Each line of the material below that holds the word "value" needs to be copied.

Input records>

'''

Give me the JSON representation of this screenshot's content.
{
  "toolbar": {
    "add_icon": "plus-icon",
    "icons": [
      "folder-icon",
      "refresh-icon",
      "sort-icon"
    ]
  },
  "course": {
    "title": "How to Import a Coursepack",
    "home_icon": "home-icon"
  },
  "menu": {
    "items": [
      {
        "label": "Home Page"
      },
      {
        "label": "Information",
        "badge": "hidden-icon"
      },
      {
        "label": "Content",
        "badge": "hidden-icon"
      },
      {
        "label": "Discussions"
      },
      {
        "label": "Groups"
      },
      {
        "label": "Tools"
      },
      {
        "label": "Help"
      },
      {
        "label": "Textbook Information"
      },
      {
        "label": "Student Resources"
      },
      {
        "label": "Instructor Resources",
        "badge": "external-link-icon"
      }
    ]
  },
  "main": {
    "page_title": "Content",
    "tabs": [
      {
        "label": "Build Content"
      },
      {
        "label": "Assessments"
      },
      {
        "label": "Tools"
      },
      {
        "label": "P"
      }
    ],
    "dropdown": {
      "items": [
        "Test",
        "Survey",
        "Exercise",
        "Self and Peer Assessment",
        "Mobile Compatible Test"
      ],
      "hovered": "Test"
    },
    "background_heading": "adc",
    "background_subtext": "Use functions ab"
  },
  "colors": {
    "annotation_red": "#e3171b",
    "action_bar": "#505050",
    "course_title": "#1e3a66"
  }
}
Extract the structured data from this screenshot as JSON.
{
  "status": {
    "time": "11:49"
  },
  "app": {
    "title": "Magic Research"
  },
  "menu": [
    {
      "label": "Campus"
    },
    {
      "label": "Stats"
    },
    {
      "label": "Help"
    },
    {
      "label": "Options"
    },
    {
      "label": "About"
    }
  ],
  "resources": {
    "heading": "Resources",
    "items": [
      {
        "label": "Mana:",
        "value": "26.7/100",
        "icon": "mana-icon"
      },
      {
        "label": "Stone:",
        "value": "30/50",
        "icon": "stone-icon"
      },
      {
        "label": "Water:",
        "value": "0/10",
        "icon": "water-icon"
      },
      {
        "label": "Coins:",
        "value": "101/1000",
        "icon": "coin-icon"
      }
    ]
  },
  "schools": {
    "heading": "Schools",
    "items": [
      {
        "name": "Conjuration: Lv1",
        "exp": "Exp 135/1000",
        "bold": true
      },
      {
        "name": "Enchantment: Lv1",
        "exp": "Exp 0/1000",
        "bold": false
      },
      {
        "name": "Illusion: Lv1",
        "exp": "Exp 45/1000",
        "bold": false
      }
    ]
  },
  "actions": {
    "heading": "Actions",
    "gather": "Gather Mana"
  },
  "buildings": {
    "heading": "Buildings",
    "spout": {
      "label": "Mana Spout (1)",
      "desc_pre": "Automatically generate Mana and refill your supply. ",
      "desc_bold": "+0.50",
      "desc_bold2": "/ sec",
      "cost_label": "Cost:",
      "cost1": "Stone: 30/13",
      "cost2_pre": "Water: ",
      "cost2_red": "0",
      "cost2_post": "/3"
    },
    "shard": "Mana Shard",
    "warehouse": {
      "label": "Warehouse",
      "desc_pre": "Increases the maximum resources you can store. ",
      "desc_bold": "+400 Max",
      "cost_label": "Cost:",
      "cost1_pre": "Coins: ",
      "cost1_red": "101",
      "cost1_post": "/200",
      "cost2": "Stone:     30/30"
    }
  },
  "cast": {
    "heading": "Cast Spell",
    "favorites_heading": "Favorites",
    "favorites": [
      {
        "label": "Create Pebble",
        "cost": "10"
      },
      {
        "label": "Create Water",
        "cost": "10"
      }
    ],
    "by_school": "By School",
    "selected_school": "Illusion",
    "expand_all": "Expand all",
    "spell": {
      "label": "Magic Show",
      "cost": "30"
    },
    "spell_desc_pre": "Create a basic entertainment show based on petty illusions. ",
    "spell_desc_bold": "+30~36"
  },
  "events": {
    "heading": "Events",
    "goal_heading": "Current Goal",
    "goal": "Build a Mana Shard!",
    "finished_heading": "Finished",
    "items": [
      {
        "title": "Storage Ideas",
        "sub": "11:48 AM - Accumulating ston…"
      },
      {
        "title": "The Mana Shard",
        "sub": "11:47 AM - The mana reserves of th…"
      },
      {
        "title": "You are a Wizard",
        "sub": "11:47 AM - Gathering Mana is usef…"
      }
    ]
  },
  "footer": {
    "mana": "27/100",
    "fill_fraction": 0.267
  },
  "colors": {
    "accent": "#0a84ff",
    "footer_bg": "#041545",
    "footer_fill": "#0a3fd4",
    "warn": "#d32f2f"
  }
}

'''

Result>
        "value": "26.7/100",
        "value": "30/50",
        "value": "0/10",
        "value": "101/1000",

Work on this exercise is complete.